* _RAW RECORDS_:
_ _ _ _ _

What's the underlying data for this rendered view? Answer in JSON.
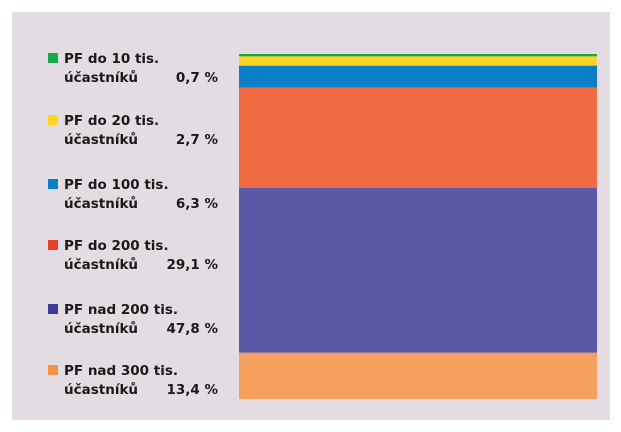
{
  "chart_data": {
    "type": "bar",
    "stacked": true,
    "series": [
      {
        "name": "PF do 10 tis. účastníků",
        "label_line1": "PF do 10 tis.",
        "label_line2": "účastníků",
        "value": 0.7,
        "value_label": "0,7 %",
        "color": "#1aa64a"
      },
      {
        "name": "PF do 20 tis. účastníků",
        "label_line1": "PF do 20 tis.",
        "label_line2": "účastníků",
        "value": 2.7,
        "value_label": "2,7 %",
        "color": "#ffd520"
      },
      {
        "name": "PF do 100 tis. účastníků",
        "label_line1": "PF do 100 tis.",
        "label_line2": "účastníků",
        "value": 6.3,
        "value_label": "6,3 %",
        "color": "#0a7fc7"
      },
      {
        "name": "PF do 200 tis. účastníků",
        "label_line1": "PF do 200 tis.",
        "label_line2": "účastníků",
        "value": 29.1,
        "value_label": "29,1 %",
        "color": "#f06a42",
        "swatch_color": "#e8412b"
      },
      {
        "name": "PF nad 200 tis. účastníků",
        "label_line1": "PF nad 200 tis.",
        "label_line2": "účastníků",
        "value": 47.8,
        "value_label": "47,8 %",
        "color": "#5a59a6",
        "swatch_color": "#3d3c94"
      },
      {
        "name": "PF nad 300 tis. účastníků",
        "label_line1": "PF nad 300 tis.",
        "label_line2": "účastníků",
        "value": 13.4,
        "value_label": "13,4 %",
        "color": "#f6a05e",
        "swatch_color": "#f39540"
      }
    ],
    "ylim": [
      0,
      100
    ],
    "grid": false,
    "legend": "left"
  }
}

_ _ _ _ _

* _GIVEN PROBLEM_: Reproduce all of the material above word for word. Omit the pictures.

* _TASK OUTPUT_:
What's the underlying data for this rendered view? Answer in JSON.
{
  "chart_data": {
    "type": "bar",
    "stacked": true,
    "series": [
      {
        "name": "PF do 10 tis. účastníků",
        "label_line1": "PF do 10 tis.",
        "label_line2": "účastníků",
        "value": 0.7,
        "value_label": "0,7 %",
        "color": "#1aa64a"
      },
      {
        "name": "PF do 20 tis. účastníků",
        "label_line1": "PF do 20 tis.",
        "label_line2": "účastníků",
        "value": 2.7,
        "value_label": "2,7 %",
        "color": "#ffd520"
      },
      {
        "name": "PF do 100 tis. účastníků",
        "label_line1": "PF do 100 tis.",
        "label_line2": "účastníků",
        "value": 6.3,
        "value_label": "6,3 %",
        "color": "#0a7fc7"
      },
      {
        "name": "PF do 200 tis. účastníků",
        "label_line1": "PF do 200 tis.",
        "label_line2": "účastníků",
        "value": 29.1,
        "value_label": "29,1 %",
        "color": "#f06a42",
        "swatch_color": "#e8412b"
      },
      {
        "name": "PF nad 200 tis. účastníků",
        "label_line1": "PF nad 200 tis.",
        "label_line2": "účastníků",
        "value": 47.8,
        "value_label": "47,8 %",
        "color": "#5a59a6",
        "swatch_color": "#3d3c94"
      },
      {
        "name": "PF nad 300 tis. účastníků",
        "label_line1": "PF nad 300 tis.",
        "label_line2": "účastníků",
        "value": 13.4,
        "value_label": "13,4 %",
        "color": "#f6a05e",
        "swatch_color": "#f39540"
      }
    ],
    "ylim": [
      0,
      100
    ],
    "grid": false,
    "legend": "left"
  }
}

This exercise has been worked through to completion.